-- PROBLEM STATEMENT --
In the vanilla bean review below, why had the writer never cooked with a vanilla bean before? Answer in one to three sentences.

Thursday, May 31, 2012

"Cookie" Divine and Beanilla Review

I used to watch "Take Home Chef" on TLC RELIGIOUSLY and Curtis Stone used to use Vanilla Beans all the time.  I've gone to the store to purchase them and just couldn't afford them.  So, I've never had the opportunity to cook with one before.

Last month, I attended the "What's Cooking Detroit?" show and was SO excited when I passed by the Beanilla table!  They had a very nice variety of vanilla beans on display, all of which I got to smell (heavenly!)  They also had some other products, such as vanilla paste, vanilla extract, vanilla salt and more! I am happy to say, they gave me the Madagascar Vanilla Beans and Vanilla Salt to try. I was ecstatic!!!!  

I checked out Beanilla's Website and their vanilla beans are priced EXTREMELY reasonably!  I couldn't believe it!  I can afford to cook with their beans!  LOL  Please visit them on Facebook too!

-- INFORMATION PROVIDED --
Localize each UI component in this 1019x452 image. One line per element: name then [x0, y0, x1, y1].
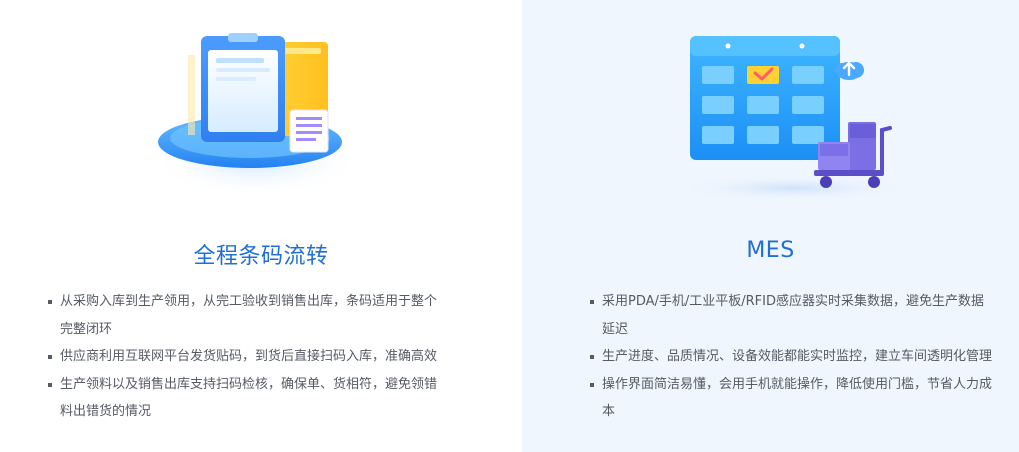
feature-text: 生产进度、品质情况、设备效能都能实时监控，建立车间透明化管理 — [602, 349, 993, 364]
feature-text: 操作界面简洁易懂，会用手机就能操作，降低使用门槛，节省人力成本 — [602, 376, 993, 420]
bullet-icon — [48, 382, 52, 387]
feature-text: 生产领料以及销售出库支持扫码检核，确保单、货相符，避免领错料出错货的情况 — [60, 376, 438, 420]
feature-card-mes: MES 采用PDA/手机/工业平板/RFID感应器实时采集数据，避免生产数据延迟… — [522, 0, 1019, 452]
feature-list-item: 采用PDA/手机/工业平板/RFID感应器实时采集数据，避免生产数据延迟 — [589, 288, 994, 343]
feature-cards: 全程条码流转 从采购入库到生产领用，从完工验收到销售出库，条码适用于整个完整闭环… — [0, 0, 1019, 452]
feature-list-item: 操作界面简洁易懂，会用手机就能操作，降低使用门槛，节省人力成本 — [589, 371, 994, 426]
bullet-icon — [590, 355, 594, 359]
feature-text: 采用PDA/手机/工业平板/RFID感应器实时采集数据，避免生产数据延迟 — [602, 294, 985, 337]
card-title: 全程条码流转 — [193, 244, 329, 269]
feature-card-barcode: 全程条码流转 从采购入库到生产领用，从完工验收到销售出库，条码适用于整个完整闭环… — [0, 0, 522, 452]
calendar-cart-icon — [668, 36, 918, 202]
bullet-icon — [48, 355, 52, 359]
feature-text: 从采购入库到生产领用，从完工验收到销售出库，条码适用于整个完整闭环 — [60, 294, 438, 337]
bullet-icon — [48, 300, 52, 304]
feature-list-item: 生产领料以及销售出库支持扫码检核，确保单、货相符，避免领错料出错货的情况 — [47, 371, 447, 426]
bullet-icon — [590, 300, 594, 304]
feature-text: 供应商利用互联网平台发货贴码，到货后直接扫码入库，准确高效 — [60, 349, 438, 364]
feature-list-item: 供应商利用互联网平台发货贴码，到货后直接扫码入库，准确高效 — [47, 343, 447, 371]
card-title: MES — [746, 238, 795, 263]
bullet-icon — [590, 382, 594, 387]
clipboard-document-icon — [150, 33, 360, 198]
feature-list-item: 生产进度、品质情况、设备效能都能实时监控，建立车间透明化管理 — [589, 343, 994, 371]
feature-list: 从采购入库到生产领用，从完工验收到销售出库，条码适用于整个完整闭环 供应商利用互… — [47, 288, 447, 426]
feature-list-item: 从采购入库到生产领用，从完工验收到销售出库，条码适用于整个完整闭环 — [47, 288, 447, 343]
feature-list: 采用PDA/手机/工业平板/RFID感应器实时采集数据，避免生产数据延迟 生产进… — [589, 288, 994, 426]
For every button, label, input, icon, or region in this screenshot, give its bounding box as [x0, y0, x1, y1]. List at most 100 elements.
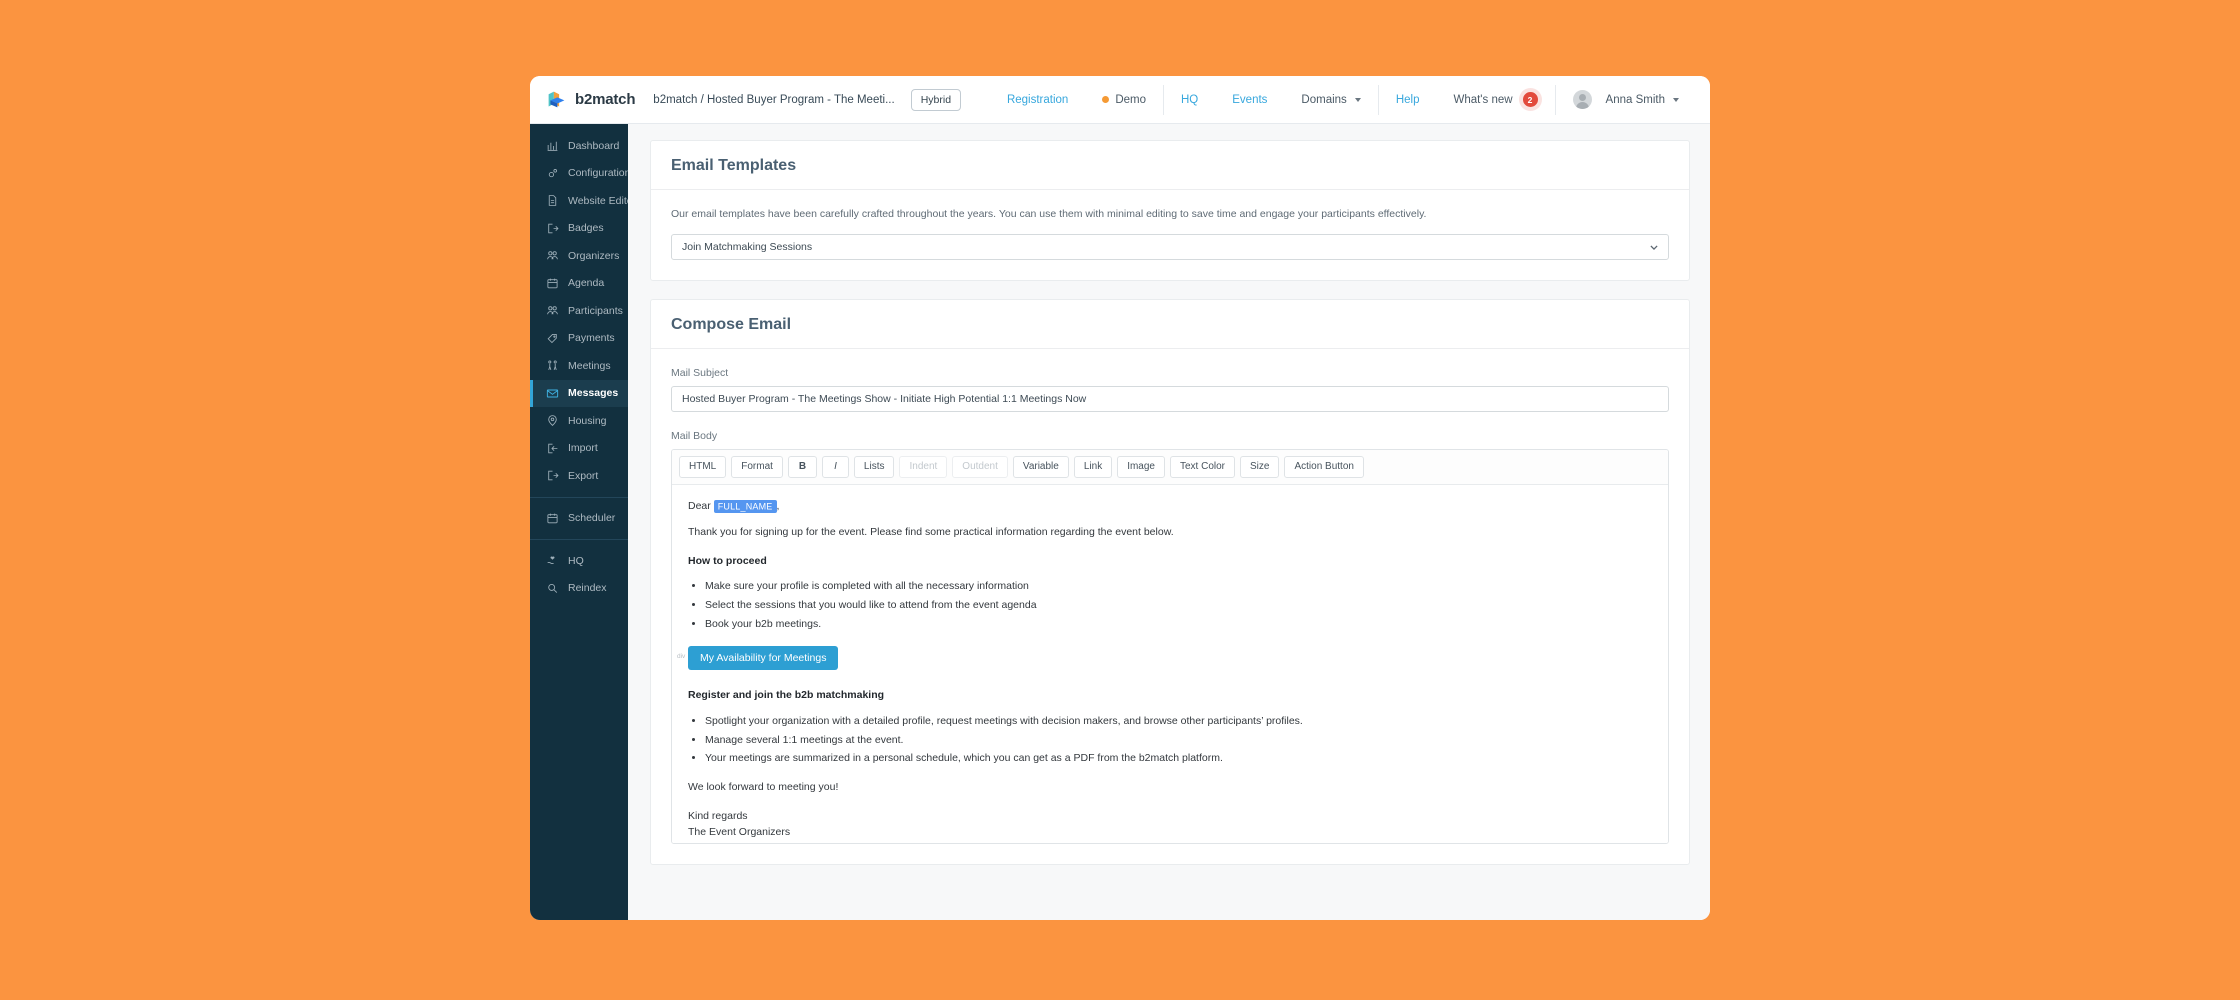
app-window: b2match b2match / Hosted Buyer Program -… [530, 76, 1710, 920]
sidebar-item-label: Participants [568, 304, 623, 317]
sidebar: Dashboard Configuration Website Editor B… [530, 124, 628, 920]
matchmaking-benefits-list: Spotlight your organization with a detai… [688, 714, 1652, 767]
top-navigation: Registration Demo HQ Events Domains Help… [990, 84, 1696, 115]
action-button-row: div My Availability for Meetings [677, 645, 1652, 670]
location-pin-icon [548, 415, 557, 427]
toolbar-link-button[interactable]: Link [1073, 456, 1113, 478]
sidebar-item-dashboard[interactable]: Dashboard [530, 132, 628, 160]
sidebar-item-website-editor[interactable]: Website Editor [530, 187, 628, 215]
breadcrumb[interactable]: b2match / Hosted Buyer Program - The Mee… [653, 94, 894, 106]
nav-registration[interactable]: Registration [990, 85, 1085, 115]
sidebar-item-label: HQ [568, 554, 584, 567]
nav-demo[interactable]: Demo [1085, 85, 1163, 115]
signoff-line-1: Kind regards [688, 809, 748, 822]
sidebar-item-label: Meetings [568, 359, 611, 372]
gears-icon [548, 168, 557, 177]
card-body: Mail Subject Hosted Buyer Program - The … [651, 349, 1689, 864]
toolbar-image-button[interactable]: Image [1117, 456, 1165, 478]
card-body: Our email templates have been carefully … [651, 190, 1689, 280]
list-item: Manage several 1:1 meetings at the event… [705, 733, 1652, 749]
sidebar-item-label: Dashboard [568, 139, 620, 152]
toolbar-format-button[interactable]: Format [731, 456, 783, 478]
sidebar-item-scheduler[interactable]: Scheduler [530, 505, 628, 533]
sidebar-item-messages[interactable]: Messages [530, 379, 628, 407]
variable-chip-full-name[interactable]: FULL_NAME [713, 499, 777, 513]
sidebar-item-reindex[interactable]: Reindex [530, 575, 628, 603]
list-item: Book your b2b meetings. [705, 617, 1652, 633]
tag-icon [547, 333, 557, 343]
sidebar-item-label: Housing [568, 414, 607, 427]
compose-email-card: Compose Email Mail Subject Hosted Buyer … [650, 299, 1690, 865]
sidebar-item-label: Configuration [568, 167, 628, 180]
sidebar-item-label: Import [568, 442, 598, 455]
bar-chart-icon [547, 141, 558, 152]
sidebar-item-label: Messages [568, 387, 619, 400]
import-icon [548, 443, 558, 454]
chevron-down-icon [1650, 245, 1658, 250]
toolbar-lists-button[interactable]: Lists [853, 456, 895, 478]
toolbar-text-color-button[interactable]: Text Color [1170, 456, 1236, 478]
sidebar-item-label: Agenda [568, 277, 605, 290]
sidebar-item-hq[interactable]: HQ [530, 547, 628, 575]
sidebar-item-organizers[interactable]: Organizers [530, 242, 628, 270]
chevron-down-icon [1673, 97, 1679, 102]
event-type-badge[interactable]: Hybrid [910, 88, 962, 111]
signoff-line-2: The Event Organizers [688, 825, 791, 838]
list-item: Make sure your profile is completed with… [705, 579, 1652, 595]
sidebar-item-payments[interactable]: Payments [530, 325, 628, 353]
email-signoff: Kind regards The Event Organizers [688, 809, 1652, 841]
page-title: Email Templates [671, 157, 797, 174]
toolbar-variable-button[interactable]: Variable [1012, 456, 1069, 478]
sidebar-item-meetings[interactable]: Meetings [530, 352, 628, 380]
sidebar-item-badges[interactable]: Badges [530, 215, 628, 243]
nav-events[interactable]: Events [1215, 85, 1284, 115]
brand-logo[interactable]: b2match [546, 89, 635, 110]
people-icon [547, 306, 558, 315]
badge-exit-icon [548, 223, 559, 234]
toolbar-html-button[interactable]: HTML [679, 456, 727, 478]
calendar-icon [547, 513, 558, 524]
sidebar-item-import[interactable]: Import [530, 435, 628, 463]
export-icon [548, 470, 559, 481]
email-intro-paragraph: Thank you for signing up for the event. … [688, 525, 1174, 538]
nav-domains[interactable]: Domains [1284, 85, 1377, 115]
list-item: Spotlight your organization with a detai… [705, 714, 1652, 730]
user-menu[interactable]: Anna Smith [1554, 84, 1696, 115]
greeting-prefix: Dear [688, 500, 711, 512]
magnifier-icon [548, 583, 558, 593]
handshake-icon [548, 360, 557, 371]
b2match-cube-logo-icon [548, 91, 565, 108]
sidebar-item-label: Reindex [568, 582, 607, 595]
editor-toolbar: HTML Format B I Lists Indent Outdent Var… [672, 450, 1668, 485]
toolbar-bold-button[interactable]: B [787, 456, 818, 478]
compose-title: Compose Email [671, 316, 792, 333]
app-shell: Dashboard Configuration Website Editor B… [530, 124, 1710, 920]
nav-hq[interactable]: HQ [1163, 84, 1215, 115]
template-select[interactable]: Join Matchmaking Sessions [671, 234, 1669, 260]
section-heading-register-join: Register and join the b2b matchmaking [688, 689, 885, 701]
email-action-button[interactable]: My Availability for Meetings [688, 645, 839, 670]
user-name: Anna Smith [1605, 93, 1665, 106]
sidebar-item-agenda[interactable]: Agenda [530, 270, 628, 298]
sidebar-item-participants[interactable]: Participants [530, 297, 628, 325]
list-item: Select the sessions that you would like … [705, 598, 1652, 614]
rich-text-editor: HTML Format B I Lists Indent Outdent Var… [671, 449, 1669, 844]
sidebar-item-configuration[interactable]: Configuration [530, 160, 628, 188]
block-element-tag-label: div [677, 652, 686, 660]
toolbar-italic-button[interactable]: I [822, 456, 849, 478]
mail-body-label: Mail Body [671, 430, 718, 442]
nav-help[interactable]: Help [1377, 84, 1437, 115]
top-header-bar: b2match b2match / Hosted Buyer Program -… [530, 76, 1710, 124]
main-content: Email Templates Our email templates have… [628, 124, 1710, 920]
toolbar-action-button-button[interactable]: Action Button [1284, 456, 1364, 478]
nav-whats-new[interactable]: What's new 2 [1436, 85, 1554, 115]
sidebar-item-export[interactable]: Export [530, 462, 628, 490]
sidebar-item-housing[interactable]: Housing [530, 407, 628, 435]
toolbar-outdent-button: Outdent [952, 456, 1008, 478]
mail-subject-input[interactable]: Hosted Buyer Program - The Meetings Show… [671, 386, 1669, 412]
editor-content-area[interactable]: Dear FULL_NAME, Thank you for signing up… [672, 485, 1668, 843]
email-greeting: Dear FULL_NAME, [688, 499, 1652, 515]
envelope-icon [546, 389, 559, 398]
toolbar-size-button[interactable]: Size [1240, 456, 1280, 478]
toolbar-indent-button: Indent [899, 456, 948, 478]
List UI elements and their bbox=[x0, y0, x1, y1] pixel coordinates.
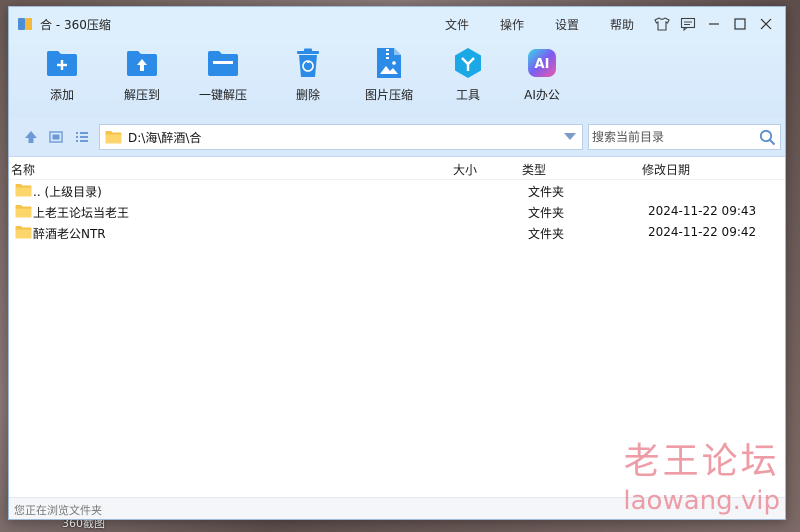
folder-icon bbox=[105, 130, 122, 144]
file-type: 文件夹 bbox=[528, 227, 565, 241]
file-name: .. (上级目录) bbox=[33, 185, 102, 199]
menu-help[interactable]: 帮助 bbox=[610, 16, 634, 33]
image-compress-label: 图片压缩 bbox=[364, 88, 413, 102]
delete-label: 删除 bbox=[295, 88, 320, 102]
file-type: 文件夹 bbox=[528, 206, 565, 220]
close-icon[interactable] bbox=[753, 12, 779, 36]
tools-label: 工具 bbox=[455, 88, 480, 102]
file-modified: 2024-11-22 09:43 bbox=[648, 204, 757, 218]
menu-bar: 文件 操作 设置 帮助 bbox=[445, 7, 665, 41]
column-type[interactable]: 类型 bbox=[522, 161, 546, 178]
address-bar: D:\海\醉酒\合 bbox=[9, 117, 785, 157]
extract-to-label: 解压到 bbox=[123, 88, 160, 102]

-- EXERCISE OUTPUT --
The writer had gone to the store to buy vanilla beans but couldn't afford them. That is why there had never been a chance to cook with one.